→ **Assignment A**
Restate the paragraph beginning "Do not train children" from the education quotes post as one shorter sentence that keeps its main facts.
→ **Assignment B**
Swap "diversity" for "variety" and reproduce everything in the education quotes post from "Education Quotes" down to "in a new way.".

Friday, July 31, 2009

Education Quotes

I thought I would post some guotes that I have seen over time. I write them down in a notebook so I can always have them. What do you think.

Good schools, like good societies and good families, celebrate and cherish diversity.
-- Deborah Meier

Every student can learn, just not on the same day, or the same way.
-- George Evans

That is what learning is. You suddenly understand something you've understood all your life, but in a new way.
-- Doris Lessing

Do not train children to learning by force and harshness, but direct them to it by what amuses their minds, so that you may be better able to discover with accuracy the peculiar bent of the genius of each.
-- Plato

The secret of teaching is to appear to have known all your life what you learned this afternoon.
-- Anonymous

They may forget what you said but they will never forget how you made them feel.
-- Anonymous

The job of an educator is to teach students to see vitality in themselves.
-- Joseph Campbell

I hear, and I forget. I see, and I remember. I do, and I understand.

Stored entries
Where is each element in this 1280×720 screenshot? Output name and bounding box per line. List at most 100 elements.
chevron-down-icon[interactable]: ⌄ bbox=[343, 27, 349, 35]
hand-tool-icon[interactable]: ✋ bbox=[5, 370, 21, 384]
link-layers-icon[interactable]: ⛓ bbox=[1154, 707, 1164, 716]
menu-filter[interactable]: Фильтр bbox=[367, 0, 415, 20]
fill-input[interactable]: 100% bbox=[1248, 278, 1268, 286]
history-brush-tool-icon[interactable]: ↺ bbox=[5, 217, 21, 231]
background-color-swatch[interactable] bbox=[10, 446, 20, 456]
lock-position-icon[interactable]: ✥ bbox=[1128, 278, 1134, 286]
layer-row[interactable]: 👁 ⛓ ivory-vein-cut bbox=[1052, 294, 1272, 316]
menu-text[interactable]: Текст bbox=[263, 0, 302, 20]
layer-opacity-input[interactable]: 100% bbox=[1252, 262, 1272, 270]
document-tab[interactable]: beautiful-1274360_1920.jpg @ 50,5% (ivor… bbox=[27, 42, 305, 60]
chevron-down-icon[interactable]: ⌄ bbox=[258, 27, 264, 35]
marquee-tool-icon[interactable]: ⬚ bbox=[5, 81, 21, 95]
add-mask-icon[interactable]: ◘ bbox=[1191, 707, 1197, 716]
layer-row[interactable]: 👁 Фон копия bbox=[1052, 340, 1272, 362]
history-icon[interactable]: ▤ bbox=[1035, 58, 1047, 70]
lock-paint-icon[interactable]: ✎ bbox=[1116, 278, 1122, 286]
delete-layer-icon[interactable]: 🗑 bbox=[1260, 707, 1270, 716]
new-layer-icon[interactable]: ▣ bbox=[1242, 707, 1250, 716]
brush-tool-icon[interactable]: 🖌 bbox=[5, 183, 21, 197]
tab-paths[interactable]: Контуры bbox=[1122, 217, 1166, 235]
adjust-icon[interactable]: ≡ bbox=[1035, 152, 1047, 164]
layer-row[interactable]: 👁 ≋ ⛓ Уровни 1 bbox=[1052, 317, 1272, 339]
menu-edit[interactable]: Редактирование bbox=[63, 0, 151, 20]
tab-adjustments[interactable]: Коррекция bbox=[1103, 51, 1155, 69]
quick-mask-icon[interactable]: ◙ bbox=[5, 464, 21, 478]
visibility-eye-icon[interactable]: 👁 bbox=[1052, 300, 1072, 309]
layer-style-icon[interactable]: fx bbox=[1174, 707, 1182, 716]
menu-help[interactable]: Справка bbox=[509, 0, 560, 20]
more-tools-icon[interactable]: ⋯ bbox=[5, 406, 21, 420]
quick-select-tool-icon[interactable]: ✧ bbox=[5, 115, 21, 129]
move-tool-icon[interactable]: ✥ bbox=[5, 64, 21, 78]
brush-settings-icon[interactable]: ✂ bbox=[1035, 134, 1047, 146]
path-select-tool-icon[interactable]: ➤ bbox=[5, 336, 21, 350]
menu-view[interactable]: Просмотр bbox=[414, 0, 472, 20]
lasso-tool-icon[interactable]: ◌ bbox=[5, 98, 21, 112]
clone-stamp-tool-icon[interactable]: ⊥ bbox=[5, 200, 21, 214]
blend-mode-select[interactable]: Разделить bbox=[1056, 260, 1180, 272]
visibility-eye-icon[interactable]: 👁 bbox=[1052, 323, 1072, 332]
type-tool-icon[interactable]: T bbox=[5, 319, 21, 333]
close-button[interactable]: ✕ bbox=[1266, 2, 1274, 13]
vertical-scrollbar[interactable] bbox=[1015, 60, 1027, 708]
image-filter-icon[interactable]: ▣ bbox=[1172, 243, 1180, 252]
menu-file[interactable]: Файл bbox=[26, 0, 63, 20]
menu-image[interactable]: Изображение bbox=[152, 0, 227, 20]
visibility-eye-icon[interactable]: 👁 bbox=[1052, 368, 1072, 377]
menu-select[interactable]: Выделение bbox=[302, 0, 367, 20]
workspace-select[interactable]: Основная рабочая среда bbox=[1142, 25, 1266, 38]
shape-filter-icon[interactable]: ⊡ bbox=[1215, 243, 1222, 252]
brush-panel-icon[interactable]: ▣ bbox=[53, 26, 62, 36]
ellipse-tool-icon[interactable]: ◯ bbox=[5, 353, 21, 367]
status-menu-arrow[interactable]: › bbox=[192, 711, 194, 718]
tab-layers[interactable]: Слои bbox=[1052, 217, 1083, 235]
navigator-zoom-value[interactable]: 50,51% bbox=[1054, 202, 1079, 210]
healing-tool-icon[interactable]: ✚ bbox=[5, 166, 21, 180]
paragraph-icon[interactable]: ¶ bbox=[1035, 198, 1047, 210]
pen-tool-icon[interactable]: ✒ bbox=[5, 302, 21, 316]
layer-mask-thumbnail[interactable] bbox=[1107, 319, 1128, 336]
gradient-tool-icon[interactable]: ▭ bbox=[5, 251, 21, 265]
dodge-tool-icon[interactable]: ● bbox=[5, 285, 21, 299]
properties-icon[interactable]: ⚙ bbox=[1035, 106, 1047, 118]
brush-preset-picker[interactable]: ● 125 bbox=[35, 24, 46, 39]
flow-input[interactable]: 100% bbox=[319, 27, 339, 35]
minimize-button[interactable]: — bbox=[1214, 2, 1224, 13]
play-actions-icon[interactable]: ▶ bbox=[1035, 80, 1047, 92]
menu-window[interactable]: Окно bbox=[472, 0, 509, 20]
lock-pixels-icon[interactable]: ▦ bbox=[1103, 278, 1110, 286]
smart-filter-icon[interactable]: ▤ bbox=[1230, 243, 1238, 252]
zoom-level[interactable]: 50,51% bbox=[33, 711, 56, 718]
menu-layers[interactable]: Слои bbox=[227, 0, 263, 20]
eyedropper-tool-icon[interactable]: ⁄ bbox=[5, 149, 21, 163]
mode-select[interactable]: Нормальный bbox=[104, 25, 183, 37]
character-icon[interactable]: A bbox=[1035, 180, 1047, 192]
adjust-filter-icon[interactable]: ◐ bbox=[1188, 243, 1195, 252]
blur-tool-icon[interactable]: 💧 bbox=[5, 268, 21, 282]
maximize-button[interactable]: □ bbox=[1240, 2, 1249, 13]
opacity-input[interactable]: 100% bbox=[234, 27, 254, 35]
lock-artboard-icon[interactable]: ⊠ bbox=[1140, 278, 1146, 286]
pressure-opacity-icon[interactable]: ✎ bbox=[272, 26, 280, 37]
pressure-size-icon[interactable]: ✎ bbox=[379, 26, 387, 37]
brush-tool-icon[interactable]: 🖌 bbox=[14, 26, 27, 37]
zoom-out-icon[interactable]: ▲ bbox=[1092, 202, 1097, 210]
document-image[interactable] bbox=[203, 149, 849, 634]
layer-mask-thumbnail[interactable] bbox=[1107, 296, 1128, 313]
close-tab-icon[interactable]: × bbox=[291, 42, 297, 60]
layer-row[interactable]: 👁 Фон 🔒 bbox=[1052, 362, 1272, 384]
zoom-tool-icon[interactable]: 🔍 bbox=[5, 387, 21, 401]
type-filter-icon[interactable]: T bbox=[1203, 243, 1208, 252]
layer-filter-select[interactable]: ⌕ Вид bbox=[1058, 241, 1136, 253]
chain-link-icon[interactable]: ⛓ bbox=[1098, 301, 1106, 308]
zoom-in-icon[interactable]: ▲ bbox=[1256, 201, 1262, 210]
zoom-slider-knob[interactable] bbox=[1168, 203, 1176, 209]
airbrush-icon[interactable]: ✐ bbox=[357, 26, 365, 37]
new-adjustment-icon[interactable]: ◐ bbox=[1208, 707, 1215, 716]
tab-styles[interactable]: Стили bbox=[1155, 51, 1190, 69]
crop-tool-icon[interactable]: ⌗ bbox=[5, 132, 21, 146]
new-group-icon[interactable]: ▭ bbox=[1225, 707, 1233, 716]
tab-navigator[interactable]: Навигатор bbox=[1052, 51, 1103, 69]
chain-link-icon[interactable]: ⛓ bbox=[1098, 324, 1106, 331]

→ **Written response A**
Guide children toward learning through what amuses their minds rather than through force and harshness, so that each child's particular bent can be discovered more accurately.

→ **Written response B**
Education Quotes

I thought I would post some guotes that I have seen over time. I write them down in a notebook so I can always have them. What do you think.

Good schools, like good societies and good families, celebrate and cherish variety.
-- Deborah Meier

Every student can learn, just not on the same day, or the same way.
-- George Evans

That is what learning is. You suddenly understand something you've understood all your life, but in a new way.